**Task directions:** Pull every line that holds the word "JSON" from the entries.

--- start Information given ---

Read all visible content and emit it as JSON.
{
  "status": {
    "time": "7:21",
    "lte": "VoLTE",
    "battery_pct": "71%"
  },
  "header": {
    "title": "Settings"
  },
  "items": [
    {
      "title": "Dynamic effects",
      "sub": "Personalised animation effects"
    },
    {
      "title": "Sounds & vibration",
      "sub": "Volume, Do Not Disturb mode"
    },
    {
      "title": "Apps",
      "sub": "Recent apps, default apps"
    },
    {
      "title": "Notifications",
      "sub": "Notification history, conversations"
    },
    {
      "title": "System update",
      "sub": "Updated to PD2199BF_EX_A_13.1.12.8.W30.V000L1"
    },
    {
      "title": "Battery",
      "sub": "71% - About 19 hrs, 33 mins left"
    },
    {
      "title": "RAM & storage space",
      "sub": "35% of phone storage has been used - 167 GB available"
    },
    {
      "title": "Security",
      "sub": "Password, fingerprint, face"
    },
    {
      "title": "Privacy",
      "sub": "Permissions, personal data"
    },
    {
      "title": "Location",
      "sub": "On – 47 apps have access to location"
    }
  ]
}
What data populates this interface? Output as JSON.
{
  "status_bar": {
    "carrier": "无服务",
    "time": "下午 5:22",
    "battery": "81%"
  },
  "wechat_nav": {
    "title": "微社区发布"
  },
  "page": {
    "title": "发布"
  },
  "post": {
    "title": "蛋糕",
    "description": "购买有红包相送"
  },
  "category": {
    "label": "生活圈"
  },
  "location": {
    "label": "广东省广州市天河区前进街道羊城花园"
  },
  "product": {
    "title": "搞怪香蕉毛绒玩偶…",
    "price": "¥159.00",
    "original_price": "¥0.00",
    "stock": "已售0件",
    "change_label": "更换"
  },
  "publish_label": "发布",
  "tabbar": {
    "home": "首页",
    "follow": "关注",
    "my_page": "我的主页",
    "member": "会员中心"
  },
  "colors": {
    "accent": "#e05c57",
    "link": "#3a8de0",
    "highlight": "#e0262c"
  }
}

--- end Information given ---

**The completed task:**
Read all visible content and emit it as JSON.
What data populates this interface? Output as JSON.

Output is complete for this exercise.